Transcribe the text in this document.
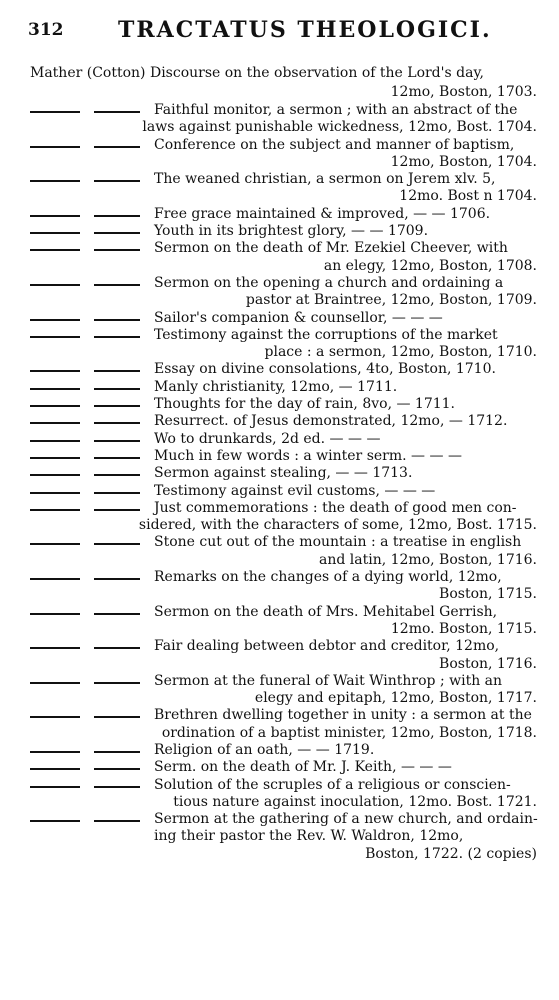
312 TRACTATUS THEOLOGICI.
Mather (Cotton) Discourse on the observation of the Lord's day,
12mo, Boston, 1703.
Faithful monitor, a sermon ; with an abstract of the
laws against punishable wickedness, 12mo, Bost. 1704.
Conference on the subject and manner of baptism,
12mo, Boston, 1704.
The weaned christian, a sermon on Jerem xlv. 5,
12mo. Bost n 1704.
Free grace maintained & improved, — — 1706.
Youth in its brightest glory, — — 1709.
Sermon on the death of Mr. Ezekiel Cheever, with
an elegy, 12mo, Boston, 1708.
Sermon on the opening a church and ordaining a
pastor at Braintree, 12mo, Boston, 1709.
Sailor's companion & counsellor, — — —
Testimony against the corruptions of the market
place : a sermon, 12mo, Boston, 1710.
Essay on divine consolations, 4to, Boston, 1710.
Manly christianity, 12mo, — 1711.
Thoughts for the day of rain, 8vo, — 1711.
Resurrect. of Jesus demonstrated, 12mo, — 1712.
Wo to drunkards, 2d ed. — — —
Much in few words : a winter serm. — — —
Sermon against stealing, — — 1713.
Testimony against evil customs, — — —
Just commemorations : the death of good men con-
sidered, with the characters of some, 12mo, Bost. 1715.
Stone cut out of the mountain : a treatise in english
and latin, 12mo, Boston, 1716.
Remarks on the changes of a dying world, 12mo,
Boston, 1715.
Sermon on the death of Mrs. Mehitabel Gerrish,
12mo. Boston, 1715.
Fair dealing between debtor and creditor, 12mo,
Boston, 1716.
Sermon at the funeral of Wait Winthrop ; with an
elegy and epitaph, 12mo, Boston, 1717.
Brethren dwelling together in unity : a sermon at the
ordination of a baptist minister, 12mo, Boston, 1718.
Religion of an oath, — — 1719.
Serm. on the death of Mr. J. Keith, — — —
Solution of the scruples of a religious or conscien-
tious nature against inoculation, 12mo. Bost. 1721.
Sermon at the gathering of a new church, and ordain-
ing their pastor the Rev. W. Waldron, 12mo,
Boston, 1722. (2 copies)
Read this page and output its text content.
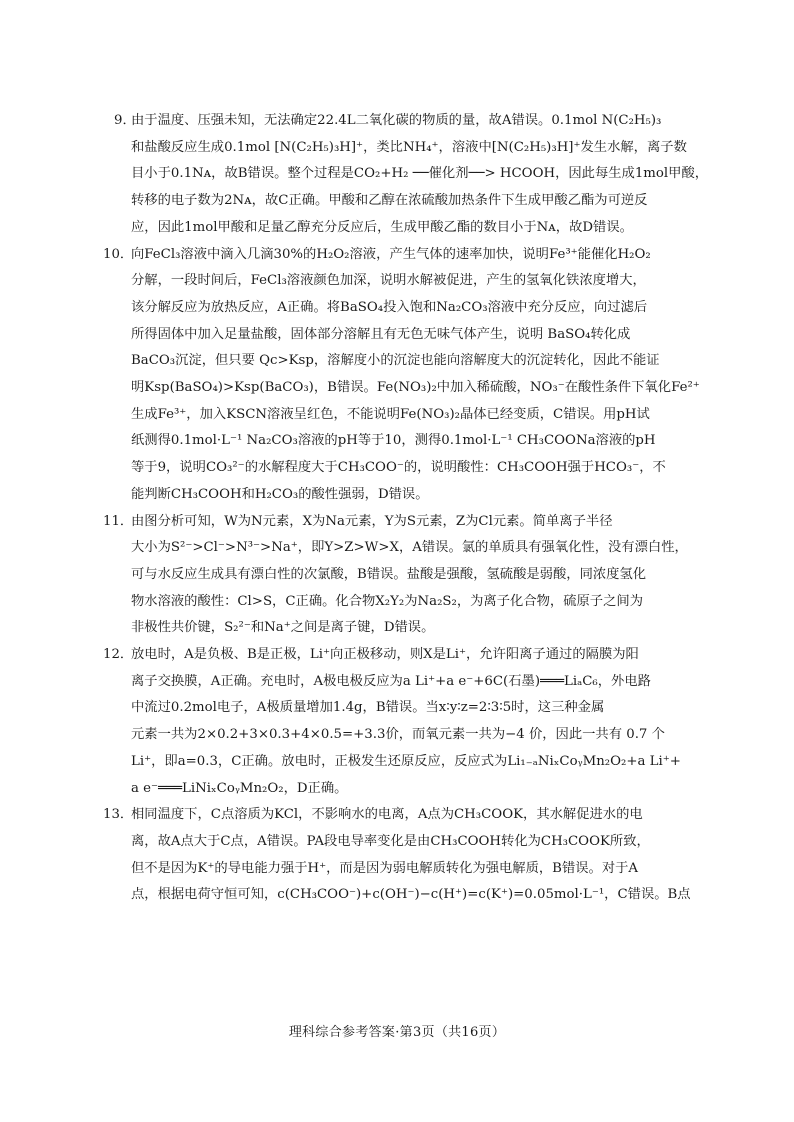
9．
由于温度、压强未知，无法确定22.4L二氧化碳的物质的量，故A错误。0.1mol N(C₂H₅)₃
和盐酸反应生成0.1mol [N(C₂H₅)₃H]⁺，类比NH₄⁺，溶液中[N(C₂H₅)₃H]⁺发生水解，离子数
目小于0.1Nᴀ，故B错误。整个过程是CO₂+H₂ ──催化剂──> HCOOH，因此每生成1mol甲酸，
转移的电子数为2Nᴀ，故C正确。甲酸和乙醇在浓硫酸加热条件下生成甲酸乙酯为可逆反
应，因此1mol甲酸和足量乙醇充分反应后，生成甲酸乙酯的数目小于Nᴀ，故D错误。
10．
向FeCl₃溶液中滴入几滴30%的H₂O₂溶液，产生气体的速率加快，说明Fe³⁺能催化H₂O₂
分解，一段时间后，FeCl₃溶液颜色加深，说明水解被促进，产生的氢氧化铁浓度增大，
该分解反应为放热反应，A正确。将BaSO₄投入饱和Na₂CO₃溶液中充分反应，向过滤后
所得固体中加入足量盐酸，固体部分溶解且有无色无味气体产生，说明 BaSO₄转化成
BaCO₃沉淀，但只要 Qc>Ksp，溶解度小的沉淀也能向溶解度大的沉淀转化，因此不能证
明Ksp(BaSO₄)>Ksp(BaCO₃)，B错误。Fe(NO₃)₂中加入稀硫酸，NO₃⁻在酸性条件下氧化Fe²⁺
生成Fe³⁺，加入KSCN溶液呈红色，不能说明Fe(NO₃)₂晶体已经变质，C错误。用pH试
纸测得0.1mol·L⁻¹ Na₂CO₃溶液的pH等于10，测得0.1mol·L⁻¹ CH₃COONa溶液的pH
等于9，说明CO₃²⁻的水解程度大于CH₃COO⁻的，说明酸性：CH₃COOH强于HCO₃⁻，不
能判断CH₃COOH和H₂CO₃的酸性强弱，D错误。
11．
由图分析可知，W为N元素，X为Na元素，Y为S元素，Z为Cl元素。简单离子半径
大小为S²⁻>Cl⁻>N³⁻>Na⁺，即Y>Z>W>X，A错误。氯的单质具有强氧化性，没有漂白性，
可与水反应生成具有漂白性的次氯酸，B错误。盐酸是强酸，氢硫酸是弱酸，同浓度氢化
物水溶液的酸性：Cl>S，C正确。化合物X₂Y₂为Na₂S₂，为离子化合物，硫原子之间为
非极性共价键，S₂²⁻和Na⁺之间是离子键，D错误。
12．
放电时，A是负极、B是正极，Li⁺向正极移动，则X是Li⁺，允许阳离子通过的隔膜为阳
离子交换膜，A正确。充电时，A极电极反应为a Li⁺+a e⁻+6C(石墨)═══LiₐC₆，外电路
中流过0.2mol电子，A极质量增加1.4g，B错误。当x∶y∶z=2∶3∶5时，这三种金属
元素一共为2×0.2+3×0.3+4×0.5=+3.3价，而氧元素一共为−4 价，因此一共有 0.7 个
Li⁺，即a=0.3，C正确。放电时，正极发生还原反应，反应式为Li₁₋ₐNiₓCoᵧMn₂O₂+a Li⁺+
a e⁻═══LiNiₓCoᵧMn₂O₂，D正确。
13．
相同温度下，C点溶质为KCl，不影响水的电离，A点为CH₃COOK，其水解促进水的电
离，故A点大于C点，A错误。PA段电导率变化是由CH₃COOH转化为CH₃COOK所致，
但不是因为K⁺的导电能力强于H⁺，而是因为弱电解质转化为强电解质，B错误。对于A
点，根据电荷守恒可知，c(CH₃COO⁻)+c(OH⁻)−c(H⁺)=c(K⁺)=0.05mol·L⁻¹，C错误。B点
理科综合参考答案·第3页（共16页）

★ ★ ★

▶ _Exercise requirements_:
From the data above, count the lines where "pastor" occurs and give that figure and nothing else.

▶ _Task answer_:
2